- EXERCISE DESCRIPTION: Transcribe all the records exactly and omit any images they hold.

- RECORD EXTRACTS:
= = =

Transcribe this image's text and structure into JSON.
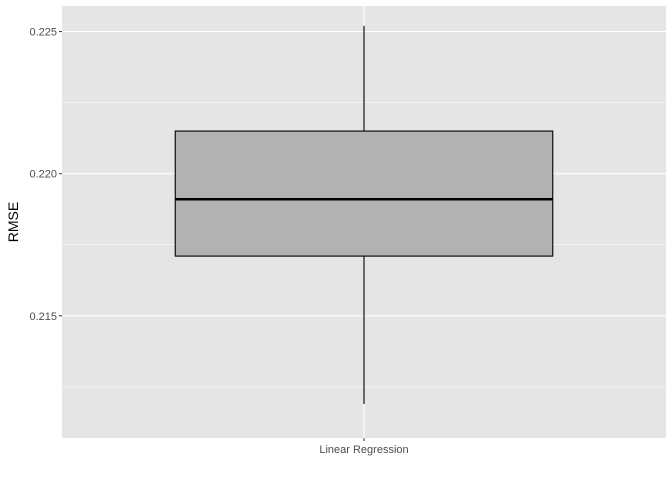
{
  "chart_data": {
    "type": "boxplot",
    "categories": [
      "Linear Regression"
    ],
    "series": [
      {
        "values": [
          {
            "min": 0.2119,
            "q1": 0.2171,
            "median": 0.2191,
            "q3": 0.2215,
            "max": 0.2252
          }
        ]
      }
    ],
    "xlabel": "",
    "ylabel": "RMSE",
    "ylim": [
      0.2107,
      0.2259
    ],
    "y_ticks": [
      "0.215",
      "0.220",
      "0.225"
    ],
    "y_tick_values": [
      0.215,
      0.22,
      0.225
    ],
    "grid": true,
    "legend": "none",
    "colors": {
      "panel": "#e5e5e5",
      "grid_major": "#ffffff",
      "box_fill": "#b2b2b2",
      "box_stroke": "#000000",
      "tick_text": "#4d4d4d",
      "tick_mark": "#333333"
    }
  }
}
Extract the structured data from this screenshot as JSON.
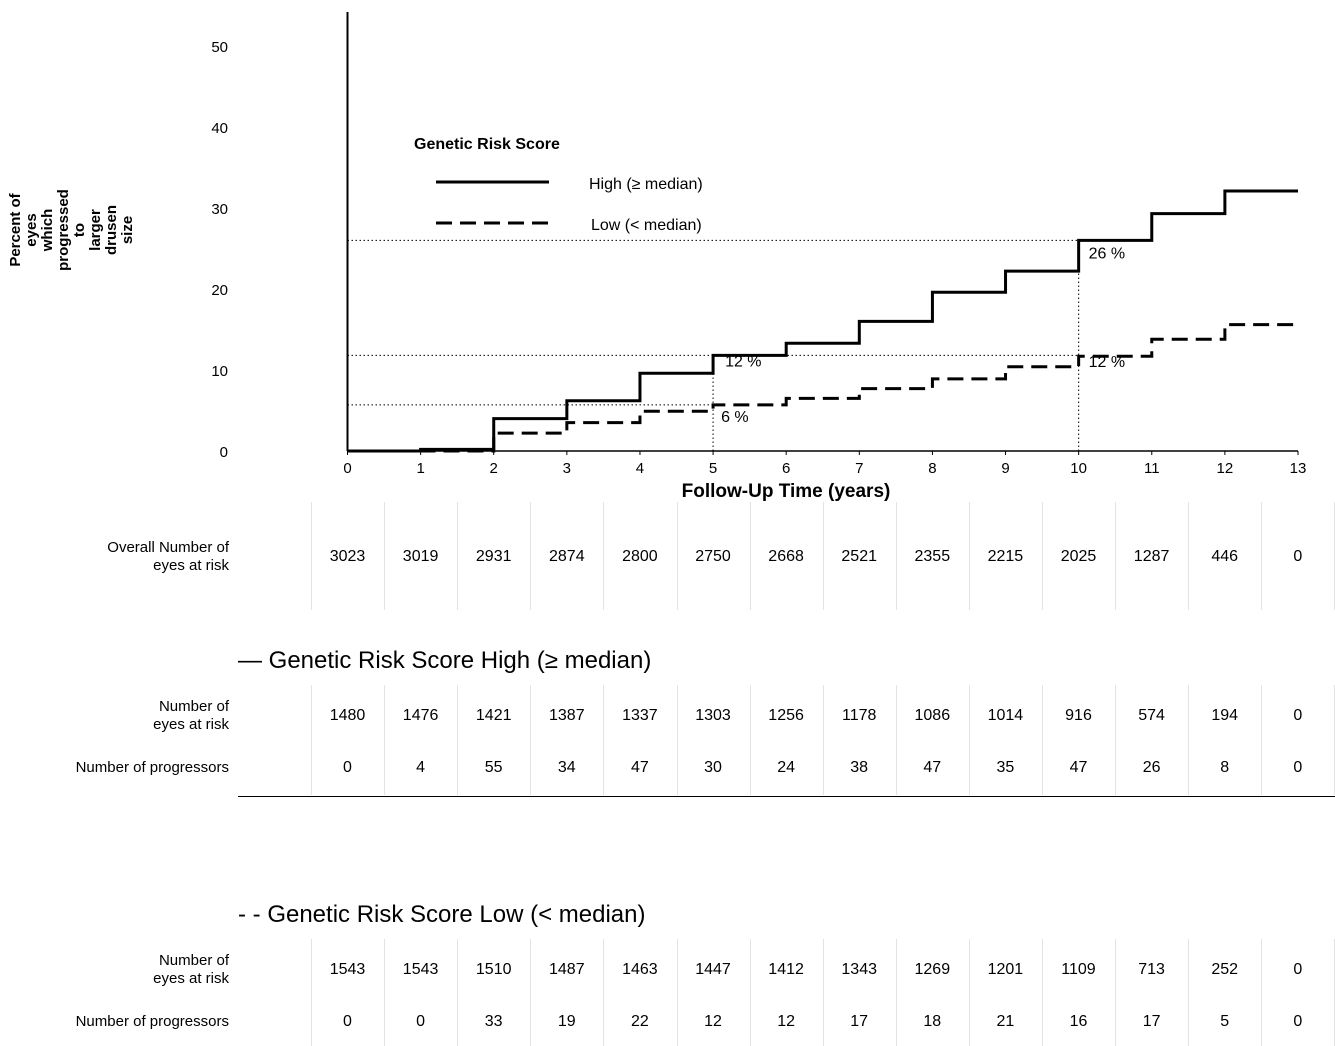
{
  "chart_data": {
    "type": "line",
    "title": "",
    "ylabel": "Percent of eyes\nwhich progressed to\nlarger drusen size",
    "xlabel": "Follow-Up Time (years)",
    "xlim": [
      0,
      13
    ],
    "ylim": [
      0,
      54
    ],
    "xticks": [
      "0",
      "1",
      "2",
      "3",
      "4",
      "5",
      "6",
      "7",
      "8",
      "9",
      "10",
      "11",
      "12",
      "13"
    ],
    "yticks": [
      "0",
      "10",
      "20",
      "30",
      "40",
      "50"
    ],
    "legend": {
      "title": "Genetic Risk Score",
      "position": "upper-left",
      "entries": [
        "High (≥ median)",
        "Low (< median)"
      ]
    },
    "series": [
      {
        "name": "High (≥ median)",
        "style": "solid",
        "step_x": [
          0,
          1,
          2,
          3,
          4,
          5,
          6,
          7,
          8,
          9,
          10,
          11,
          12,
          13
        ],
        "step_y": [
          0,
          0.2,
          4.0,
          6.2,
          9.6,
          11.8,
          13.3,
          16.0,
          19.6,
          22.2,
          26.0,
          29.3,
          32.1,
          32.1
        ]
      },
      {
        "name": "Low (< median)",
        "style": "dashed",
        "step_x": [
          0,
          1,
          2,
          3,
          4,
          5,
          6,
          7,
          8,
          9,
          10,
          11,
          12,
          13
        ],
        "step_y": [
          0,
          0,
          2.2,
          3.5,
          4.9,
          5.7,
          6.5,
          7.7,
          8.9,
          10.4,
          11.7,
          13.8,
          15.6,
          15.6
        ]
      }
    ],
    "annotations": [
      {
        "text": "26 %",
        "x": 10,
        "y": 26
      },
      {
        "text": "12 %",
        "x": 5,
        "y": 11.8
      },
      {
        "text": "12 %",
        "x": 10,
        "y": 11.7
      },
      {
        "text": "6 %",
        "x": 5,
        "y": 5.7
      }
    ],
    "reference_lines": [
      {
        "y": 26,
        "x_end": 10
      },
      {
        "y": 11.8,
        "x_end": 10
      },
      {
        "y": 5.7,
        "x_end": 5
      },
      {
        "x": 5,
        "y_end": 11.8
      },
      {
        "x": 10,
        "y_end": 26
      }
    ]
  },
  "risk_table": {
    "overall": {
      "label": "Overall Number of\neyes at risk",
      "values": [
        "3023",
        "3019",
        "2931",
        "2874",
        "2800",
        "2750",
        "2668",
        "2521",
        "2355",
        "2215",
        "2025",
        "1287",
        "446",
        "0"
      ]
    },
    "high": {
      "title": "—  Genetic Risk Score High (≥ median)",
      "at_risk_label": "Number of \neyes at risk",
      "at_risk": [
        "1480",
        "1476",
        "1421",
        "1387",
        "1337",
        "1303",
        "1256",
        "1178",
        "1086",
        "1014",
        "916",
        "574",
        "194",
        "0"
      ],
      "progressors_label": "Number of progressors",
      "progressors": [
        "0",
        "4",
        "55",
        "34",
        "47",
        "30",
        "24",
        "38",
        "47",
        "35",
        "47",
        "26",
        "8",
        "0"
      ]
    },
    "low": {
      "title": "-  - Genetic Risk Score Low (< median)",
      "at_risk_label": "Number of \neyes at risk",
      "at_risk": [
        "1543",
        "1543",
        "1510",
        "1487",
        "1463",
        "1447",
        "1412",
        "1343",
        "1269",
        "1201",
        "1109",
        "713",
        "252",
        "0"
      ],
      "progressors_label": "Number of progressors",
      "progressors": [
        "0",
        "0",
        "33",
        "19",
        "22",
        "12",
        "12",
        "17",
        "18",
        "21",
        "16",
        "17",
        "5",
        "0"
      ]
    }
  }
}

= = =

- RESPONSE TO THIS TASK:
Transcribe this image's text and structure into JSON.
{
  "chart_data": {
    "type": "boxplot",
    "categories": [
      "Linear Regression"
    ],
    "series": [
      {
        "values": [
          {
            "min": 0.2119,
            "q1": 0.2171,
            "median": 0.2191,
            "q3": 0.2215,
            "max": 0.2252
          }
        ]
      }
    ],
    "xlabel": "",
    "ylabel": "RMSE",
    "ylim": [
      0.2107,
      0.2259
    ],
    "y_ticks": [
      "0.215",
      "0.220",
      "0.225"
    ],
    "y_tick_values": [
      0.215,
      0.22,
      0.225
    ],
    "grid": true,
    "legend": "none",
    "colors": {
      "panel": "#e5e5e5",
      "grid_major": "#ffffff",
      "box_fill": "#b2b2b2",
      "box_stroke": "#000000",
      "tick_text": "#4d4d4d",
      "tick_mark": "#333333"
    }
  }
}
Extract the structured data from this screenshot as JSON.
{
  "chart_data": {
    "type": "line",
    "title": "",
    "ylabel": "Percent of eyes\nwhich progressed to\nlarger drusen size",
    "xlabel": "Follow-Up Time (years)",
    "xlim": [
      0,
      13
    ],
    "ylim": [
      0,
      54
    ],
    "xticks": [
      "0",
      "1",
      "2",
      "3",
      "4",
      "5",
      "6",
      "7",
      "8",
      "9",
      "10",
      "11",
      "12",
      "13"
    ],
    "yticks": [
      "0",
      "10",
      "20",
      "30",
      "40",
      "50"
    ],
    "legend": {
      "title": "Genetic Risk Score",
      "position": "upper-left",
      "entries": [
        "High (≥ median)",
        "Low (< median)"
      ]
    },
    "series": [
      {
        "name": "High (≥ median)",
        "style": "solid",
        "step_x": [
          0,
          1,
          2,
          3,
          4,
          5,
          6,
          7,
          8,
          9,
          10,
          11,
          12,
          13
        ],
        "step_y": [
          0,
          0.2,
          4.0,
          6.2,
          9.6,
          11.8,
          13.3,
          16.0,
          19.6,
          22.2,
          26.0,
          29.3,
          32.1,
          32.1
        ]
      },
      {
        "name": "Low (< median)",
        "style": "dashed",
        "step_x": [
          0,
          1,
          2,
          3,
          4,
          5,
          6,
          7,
          8,
          9,
          10,
          11,
          12,
          13
        ],
        "step_y": [
          0,
          0,
          2.2,
          3.5,
          4.9,
          5.7,
          6.5,
          7.7,
          8.9,
          10.4,
          11.7,
          13.8,
          15.6,
          15.6
        ]
      }
    ],
    "annotations": [
      {
        "text": "26 %",
        "x": 10,
        "y": 26
      },
      {
        "text": "12 %",
        "x": 5,
        "y": 11.8
      },
      {
        "text": "12 %",
        "x": 10,
        "y": 11.7
      },
      {
        "text": "6 %",
        "x": 5,
        "y": 5.7
      }
    ],
    "reference_lines": [
      {
        "y": 26,
        "x_end": 10
      },
      {
        "y": 11.8,
        "x_end": 10
      },
      {
        "y": 5.7,
        "x_end": 5
      },
      {
        "x": 5,
        "y_end": 11.8
      },
      {
        "x": 10,
        "y_end": 26
      }
    ]
  },
  "risk_table": {
    "overall": {
      "label": "Overall Number of\neyes at risk",
      "values": [
        "3023",
        "3019",
        "2931",
        "2874",
        "2800",
        "2750",
        "2668",
        "2521",
        "2355",
        "2215",
        "2025",
        "1287",
        "446",
        "0"
      ]
    },
    "high": {
      "title": "—  Genetic Risk Score High (≥ median)",
      "at_risk_label": "Number of \neyes at risk",
      "at_risk": [
        "1480",
        "1476",
        "1421",
        "1387",
        "1337",
        "1303",
        "1256",
        "1178",
        "1086",
        "1014",
        "916",
        "574",
        "194",
        "0"
      ],
      "progressors_label": "Number of progressors",
      "progressors": [
        "0",
        "4",
        "55",
        "34",
        "47",
        "30",
        "24",
        "38",
        "47",
        "35",
        "47",
        "26",
        "8",
        "0"
      ]
    },
    "low": {
      "title": "-  - Genetic Risk Score Low (< median)",
      "at_risk_label": "Number of \neyes at risk",
      "at_risk": [
        "1543",
        "1543",
        "1510",
        "1487",
        "1463",
        "1447",
        "1412",
        "1343",
        "1269",
        "1201",
        "1109",
        "713",
        "252",
        "0"
      ],
      "progressors_label": "Number of progressors",
      "progressors": [
        "0",
        "0",
        "33",
        "19",
        "22",
        "12",
        "12",
        "17",
        "18",
        "21",
        "16",
        "17",
        "5",
        "0"
      ]
    }
  }
}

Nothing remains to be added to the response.